Stated task
Copy every record exactly, and keep the pictures out.

====== Items

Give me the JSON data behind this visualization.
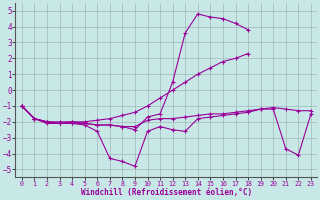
{
  "background_color": "#c8e8e8",
  "grid_color": "#a0b8b8",
  "line_color": "#990099",
  "xlabel": "Windchill (Refroidissement éolien,°C)",
  "xlim": [
    -0.5,
    23.5
  ],
  "ylim": [
    -5.5,
    5.5
  ],
  "yticks": [
    -5,
    -4,
    -3,
    -2,
    -1,
    0,
    1,
    2,
    3,
    4,
    5
  ],
  "xticks": [
    0,
    1,
    2,
    3,
    4,
    5,
    6,
    7,
    8,
    9,
    10,
    11,
    12,
    13,
    14,
    15,
    16,
    17,
    18,
    19,
    20,
    21,
    22,
    23
  ],
  "series": [
    {
      "x": [
        0,
        1,
        2,
        3,
        4,
        5,
        6,
        7,
        8,
        9,
        10,
        11,
        12,
        13,
        14,
        15,
        16,
        17,
        18
      ],
      "y": [
        -1.0,
        -1.8,
        -2.0,
        -2.1,
        -2.1,
        -2.1,
        -2.2,
        -2.2,
        -2.3,
        -2.5,
        -1.7,
        -1.5,
        0.5,
        3.6,
        4.8,
        4.6,
        4.5,
        4.2,
        3.8
      ]
    },
    {
      "x": [
        0,
        1,
        2,
        3,
        4,
        5,
        6,
        7,
        8,
        9,
        10,
        11,
        12,
        13,
        14,
        15,
        16,
        17,
        18
      ],
      "y": [
        -1.0,
        -1.8,
        -2.0,
        -2.0,
        -2.0,
        -2.0,
        -1.9,
        -1.8,
        -1.6,
        -1.4,
        -1.0,
        -0.5,
        0.0,
        0.5,
        1.0,
        1.4,
        1.8,
        2.0,
        2.3
      ]
    },
    {
      "x": [
        0,
        1,
        2,
        3,
        4,
        5,
        6,
        7,
        8,
        9,
        10,
        11,
        12,
        13,
        14,
        15,
        16,
        17,
        18,
        19,
        20,
        21,
        22,
        23
      ],
      "y": [
        -1.0,
        -1.8,
        -2.1,
        -2.1,
        -2.1,
        -2.2,
        -2.6,
        -4.3,
        -4.5,
        -4.8,
        -2.6,
        -2.3,
        -2.5,
        -2.6,
        -1.8,
        -1.7,
        -1.6,
        -1.5,
        -1.4,
        -1.2,
        -1.2,
        -3.7,
        -4.1,
        -1.5
      ]
    },
    {
      "x": [
        0,
        1,
        2,
        3,
        4,
        5,
        6,
        7,
        8,
        9,
        10,
        11,
        12,
        13,
        14,
        15,
        16,
        17,
        18,
        19,
        20,
        21,
        22,
        23
      ],
      "y": [
        -1.0,
        -1.8,
        -2.0,
        -2.1,
        -2.0,
        -2.1,
        -2.2,
        -2.2,
        -2.3,
        -2.3,
        -1.9,
        -1.8,
        -1.8,
        -1.7,
        -1.6,
        -1.5,
        -1.5,
        -1.4,
        -1.3,
        -1.2,
        -1.1,
        -1.2,
        -1.3,
        -1.3
      ]
    }
  ]
}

============

Reply to the exercise
Give me the JSON data behind this visualization.
{
  "background_color": "#c8e8e8",
  "grid_color": "#a0b8b8",
  "line_color": "#990099",
  "xlabel": "Windchill (Refroidissement éolien,°C)",
  "xlim": [
    -0.5,
    23.5
  ],
  "ylim": [
    -5.5,
    5.5
  ],
  "yticks": [
    -5,
    -4,
    -3,
    -2,
    -1,
    0,
    1,
    2,
    3,
    4,
    5
  ],
  "xticks": [
    0,
    1,
    2,
    3,
    4,
    5,
    6,
    7,
    8,
    9,
    10,
    11,
    12,
    13,
    14,
    15,
    16,
    17,
    18,
    19,
    20,
    21,
    22,
    23
  ],
  "series": [
    {
      "x": [
        0,
        1,
        2,
        3,
        4,
        5,
        6,
        7,
        8,
        9,
        10,
        11,
        12,
        13,
        14,
        15,
        16,
        17,
        18
      ],
      "y": [
        -1.0,
        -1.8,
        -2.0,
        -2.1,
        -2.1,
        -2.1,
        -2.2,
        -2.2,
        -2.3,
        -2.5,
        -1.7,
        -1.5,
        0.5,
        3.6,
        4.8,
        4.6,
        4.5,
        4.2,
        3.8
      ]
    },
    {
      "x": [
        0,
        1,
        2,
        3,
        4,
        5,
        6,
        7,
        8,
        9,
        10,
        11,
        12,
        13,
        14,
        15,
        16,
        17,
        18
      ],
      "y": [
        -1.0,
        -1.8,
        -2.0,
        -2.0,
        -2.0,
        -2.0,
        -1.9,
        -1.8,
        -1.6,
        -1.4,
        -1.0,
        -0.5,
        0.0,
        0.5,
        1.0,
        1.4,
        1.8,
        2.0,
        2.3
      ]
    },
    {
      "x": [
        0,
        1,
        2,
        3,
        4,
        5,
        6,
        7,
        8,
        9,
        10,
        11,
        12,
        13,
        14,
        15,
        16,
        17,
        18,
        19,
        20,
        21,
        22,
        23
      ],
      "y": [
        -1.0,
        -1.8,
        -2.1,
        -2.1,
        -2.1,
        -2.2,
        -2.6,
        -4.3,
        -4.5,
        -4.8,
        -2.6,
        -2.3,
        -2.5,
        -2.6,
        -1.8,
        -1.7,
        -1.6,
        -1.5,
        -1.4,
        -1.2,
        -1.2,
        -3.7,
        -4.1,
        -1.5
      ]
    },
    {
      "x": [
        0,
        1,
        2,
        3,
        4,
        5,
        6,
        7,
        8,
        9,
        10,
        11,
        12,
        13,
        14,
        15,
        16,
        17,
        18,
        19,
        20,
        21,
        22,
        23
      ],
      "y": [
        -1.0,
        -1.8,
        -2.0,
        -2.1,
        -2.0,
        -2.1,
        -2.2,
        -2.2,
        -2.3,
        -2.3,
        -1.9,
        -1.8,
        -1.8,
        -1.7,
        -1.6,
        -1.5,
        -1.5,
        -1.4,
        -1.3,
        -1.2,
        -1.1,
        -1.2,
        -1.3,
        -1.3
      ]
    }
  ]
}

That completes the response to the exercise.